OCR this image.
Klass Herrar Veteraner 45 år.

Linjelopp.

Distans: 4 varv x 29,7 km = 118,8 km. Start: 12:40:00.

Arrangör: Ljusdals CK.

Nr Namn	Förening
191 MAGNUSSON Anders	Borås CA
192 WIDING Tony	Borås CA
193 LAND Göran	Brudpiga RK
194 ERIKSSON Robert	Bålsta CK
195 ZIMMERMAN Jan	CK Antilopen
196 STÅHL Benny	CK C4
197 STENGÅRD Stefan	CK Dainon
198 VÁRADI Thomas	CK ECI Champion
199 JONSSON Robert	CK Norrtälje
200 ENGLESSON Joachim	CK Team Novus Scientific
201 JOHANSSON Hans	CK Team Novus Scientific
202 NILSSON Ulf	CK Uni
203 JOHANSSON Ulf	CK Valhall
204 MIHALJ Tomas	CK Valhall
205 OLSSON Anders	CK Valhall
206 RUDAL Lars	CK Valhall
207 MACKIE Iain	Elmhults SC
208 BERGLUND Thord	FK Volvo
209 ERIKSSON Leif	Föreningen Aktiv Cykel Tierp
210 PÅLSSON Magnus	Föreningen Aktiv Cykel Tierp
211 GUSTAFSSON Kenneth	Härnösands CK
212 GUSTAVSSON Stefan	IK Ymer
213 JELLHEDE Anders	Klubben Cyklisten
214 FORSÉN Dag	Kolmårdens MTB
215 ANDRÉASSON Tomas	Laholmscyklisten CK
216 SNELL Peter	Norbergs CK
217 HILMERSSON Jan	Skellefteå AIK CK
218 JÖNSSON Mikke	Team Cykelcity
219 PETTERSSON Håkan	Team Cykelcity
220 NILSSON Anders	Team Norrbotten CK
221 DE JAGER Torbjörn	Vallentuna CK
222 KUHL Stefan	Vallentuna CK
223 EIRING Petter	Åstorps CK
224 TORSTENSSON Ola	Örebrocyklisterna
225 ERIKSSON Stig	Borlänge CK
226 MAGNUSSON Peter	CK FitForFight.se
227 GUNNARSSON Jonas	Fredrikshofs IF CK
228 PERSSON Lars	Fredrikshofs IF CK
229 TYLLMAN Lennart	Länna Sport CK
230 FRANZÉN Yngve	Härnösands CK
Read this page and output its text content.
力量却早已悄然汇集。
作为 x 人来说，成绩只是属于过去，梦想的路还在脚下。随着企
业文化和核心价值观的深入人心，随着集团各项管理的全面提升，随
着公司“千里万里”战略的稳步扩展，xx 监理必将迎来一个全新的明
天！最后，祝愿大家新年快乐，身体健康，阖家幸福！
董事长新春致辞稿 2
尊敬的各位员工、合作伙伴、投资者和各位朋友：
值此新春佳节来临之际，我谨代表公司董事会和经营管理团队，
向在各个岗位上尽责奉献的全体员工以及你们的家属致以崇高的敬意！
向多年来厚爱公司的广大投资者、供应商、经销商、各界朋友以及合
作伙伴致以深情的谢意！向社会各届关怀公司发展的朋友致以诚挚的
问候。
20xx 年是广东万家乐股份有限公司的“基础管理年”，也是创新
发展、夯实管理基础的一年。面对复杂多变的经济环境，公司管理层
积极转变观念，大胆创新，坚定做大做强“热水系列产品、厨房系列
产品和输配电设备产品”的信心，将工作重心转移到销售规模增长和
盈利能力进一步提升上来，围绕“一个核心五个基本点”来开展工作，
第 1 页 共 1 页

*What to work on*
Print the entries exactly. Include every one.

*Worked answer*
OCR this image.
Klass Herrar Veteraner 45 år.

Linjelopp.

Distans: 4 varv x 29,7 km = 118,8 km. Start: 12:40:00.

Arrangör: Ljusdals CK.

Nr Namn	Förening
191 MAGNUSSON Anders	Borås CA
192 WIDING Tony	Borås CA
193 LAND Göran	Brudpiga RK
194 ERIKSSON Robert	Bålsta CK
195 ZIMMERMAN Jan	CK Antilopen
196 STÅHL Benny	CK C4
197 STENGÅRD Stefan	CK Dainon
198 VÁRADI Thomas	CK ECI Champion
199 JONSSON Robert	CK Norrtälje
200 ENGLESSON Joachim	CK Team Novus Scientific
201 JOHANSSON Hans	CK Team Novus Scientific
202 NILSSON Ulf	CK Uni
203 JOHANSSON Ulf	CK Valhall
204 MIHALJ Tomas	CK Valhall
205 OLSSON Anders	CK Valhall
206 RUDAL Lars	CK Valhall
207 MACKIE Iain	Elmhults SC
208 BERGLUND Thord	FK Volvo
209 ERIKSSON Leif	Föreningen Aktiv Cykel Tierp
210 PÅLSSON Magnus	Föreningen Aktiv Cykel Tierp
211 GUSTAFSSON Kenneth	Härnösands CK
212 GUSTAVSSON Stefan	IK Ymer
213 JELLHEDE Anders	Klubben Cyklisten
214 FORSÉN Dag	Kolmårdens MTB
215 ANDRÉASSON Tomas	Laholmscyklisten CK
216 SNELL Peter	Norbergs CK
217 HILMERSSON Jan	Skellefteå AIK CK
218 JÖNSSON Mikke	Team Cykelcity
219 PETTERSSON Håkan	Team Cykelcity
220 NILSSON Anders	Team Norrbotten CK
221 DE JAGER Torbjörn	Vallentuna CK
222 KUHL Stefan	Vallentuna CK
223 EIRING Petter	Åstorps CK
224 TORSTENSSON Ola	Örebrocyklisterna
225 ERIKSSON Stig	Borlänge CK
226 MAGNUSSON Peter	CK FitForFight.se
227 GUNNARSSON Jonas	Fredrikshofs IF CK
228 PERSSON Lars	Fredrikshofs IF CK
229 TYLLMAN Lennart	Länna Sport CK
230 FRANZÉN Yngve	Härnösands CK
Read this page and output its text content.
力量却早已悄然汇集。
作为 x 人来说，成绩只是属于过去，梦想的路还在脚下。随着企
业文化和核心价值观的深入人心，随着集团各项管理的全面提升，随
着公司“千里万里”战略的稳步扩展，xx 监理必将迎来一个全新的明
天！最后，祝愿大家新年快乐，身体健康，阖家幸福！
董事长新春致辞稿 2
尊敬的各位员工、合作伙伴、投资者和各位朋友：
值此新春佳节来临之际，我谨代表公司董事会和经营管理团队，
向在各个岗位上尽责奉献的全体员工以及你们的家属致以崇高的敬意！
向多年来厚爱公司的广大投资者、供应商、经销商、各界朋友以及合
作伙伴致以深情的谢意！向社会各届关怀公司发展的朋友致以诚挚的
问候。
20xx 年是广东万家乐股份有限公司的“基础管理年”，也是创新
发展、夯实管理基础的一年。面对复杂多变的经济环境，公司管理层
积极转变观念，大胆创新，坚定做大做强“热水系列产品、厨房系列
产品和输配电设备产品”的信心，将工作重心转移到销售规模增长和
盈利能力进一步提升上来，围绕“一个核心五个基本点”来开展工作，
第 1 页 共 1 页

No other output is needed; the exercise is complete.